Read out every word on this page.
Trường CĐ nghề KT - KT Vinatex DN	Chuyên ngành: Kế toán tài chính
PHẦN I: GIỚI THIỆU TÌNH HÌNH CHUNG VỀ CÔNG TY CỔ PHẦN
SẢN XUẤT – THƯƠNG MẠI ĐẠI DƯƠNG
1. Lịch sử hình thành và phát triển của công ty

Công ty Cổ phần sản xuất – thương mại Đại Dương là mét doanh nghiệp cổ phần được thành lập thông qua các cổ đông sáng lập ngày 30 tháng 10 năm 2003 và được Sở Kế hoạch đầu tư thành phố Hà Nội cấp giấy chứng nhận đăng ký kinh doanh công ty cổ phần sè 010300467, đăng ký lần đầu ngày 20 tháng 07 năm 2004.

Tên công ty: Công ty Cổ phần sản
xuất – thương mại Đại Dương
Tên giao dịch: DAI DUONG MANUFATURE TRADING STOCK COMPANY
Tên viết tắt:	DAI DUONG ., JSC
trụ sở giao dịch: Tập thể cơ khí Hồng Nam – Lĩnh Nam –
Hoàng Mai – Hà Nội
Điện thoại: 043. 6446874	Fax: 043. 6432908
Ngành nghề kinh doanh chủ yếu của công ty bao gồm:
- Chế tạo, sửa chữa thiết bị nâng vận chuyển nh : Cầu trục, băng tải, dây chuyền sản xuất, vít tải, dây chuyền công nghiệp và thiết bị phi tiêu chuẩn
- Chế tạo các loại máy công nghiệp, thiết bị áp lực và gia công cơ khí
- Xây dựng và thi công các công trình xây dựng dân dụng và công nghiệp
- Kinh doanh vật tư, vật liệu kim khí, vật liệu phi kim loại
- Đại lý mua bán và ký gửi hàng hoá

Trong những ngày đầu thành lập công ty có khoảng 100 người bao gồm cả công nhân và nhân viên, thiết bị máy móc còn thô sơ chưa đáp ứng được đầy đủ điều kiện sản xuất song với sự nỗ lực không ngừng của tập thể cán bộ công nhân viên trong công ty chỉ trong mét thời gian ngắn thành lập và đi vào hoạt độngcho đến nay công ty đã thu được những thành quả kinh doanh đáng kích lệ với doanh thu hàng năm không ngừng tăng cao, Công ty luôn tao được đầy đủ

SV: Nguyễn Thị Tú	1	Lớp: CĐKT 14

* [Task instructions] Reproduce the records in full, exactly as written.

* [Written response]
Read out every word on this page.
Trường CĐ nghề KT - KT Vinatex DN	Chuyên ngành: Kế toán tài chính
PHẦN I: GIỚI THIỆU TÌNH HÌNH CHUNG VỀ CÔNG TY CỔ PHẦN
SẢN XUẤT – THƯƠNG MẠI ĐẠI DƯƠNG
1. Lịch sử hình thành và phát triển của công ty

Công ty Cổ phần sản xuất – thương mại Đại Dương là mét doanh nghiệp cổ phần được thành lập thông qua các cổ đông sáng lập ngày 30 tháng 10 năm 2003 và được Sở Kế hoạch đầu tư thành phố Hà Nội cấp giấy chứng nhận đăng ký kinh doanh công ty cổ phần sè 010300467, đăng ký lần đầu ngày 20 tháng 07 năm 2004.

Tên công ty: Công ty Cổ phần sản
xuất – thương mại Đại Dương
Tên giao dịch: DAI DUONG MANUFATURE TRADING STOCK COMPANY
Tên viết tắt:	DAI DUONG ., JSC
trụ sở giao dịch: Tập thể cơ khí Hồng Nam – Lĩnh Nam –
Hoàng Mai – Hà Nội
Điện thoại: 043. 6446874	Fax: 043. 6432908
Ngành nghề kinh doanh chủ yếu của công ty bao gồm:
- Chế tạo, sửa chữa thiết bị nâng vận chuyển nh : Cầu trục, băng tải, dây chuyền sản xuất, vít tải, dây chuyền công nghiệp và thiết bị phi tiêu chuẩn
- Chế tạo các loại máy công nghiệp, thiết bị áp lực và gia công cơ khí
- Xây dựng và thi công các công trình xây dựng dân dụng và công nghiệp
- Kinh doanh vật tư, vật liệu kim khí, vật liệu phi kim loại
- Đại lý mua bán và ký gửi hàng hoá

Trong những ngày đầu thành lập công ty có khoảng 100 người bao gồm cả công nhân và nhân viên, thiết bị máy móc còn thô sơ chưa đáp ứng được đầy đủ điều kiện sản xuất song với sự nỗ lực không ngừng của tập thể cán bộ công nhân viên trong công ty chỉ trong mét thời gian ngắn thành lập và đi vào hoạt độngcho đến nay công ty đã thu được những thành quả kinh doanh đáng kích lệ với doanh thu hàng năm không ngừng tăng cao, Công ty luôn tao được đầy đủ

SV: Nguyễn Thị Tú	1	Lớp: CĐKT 14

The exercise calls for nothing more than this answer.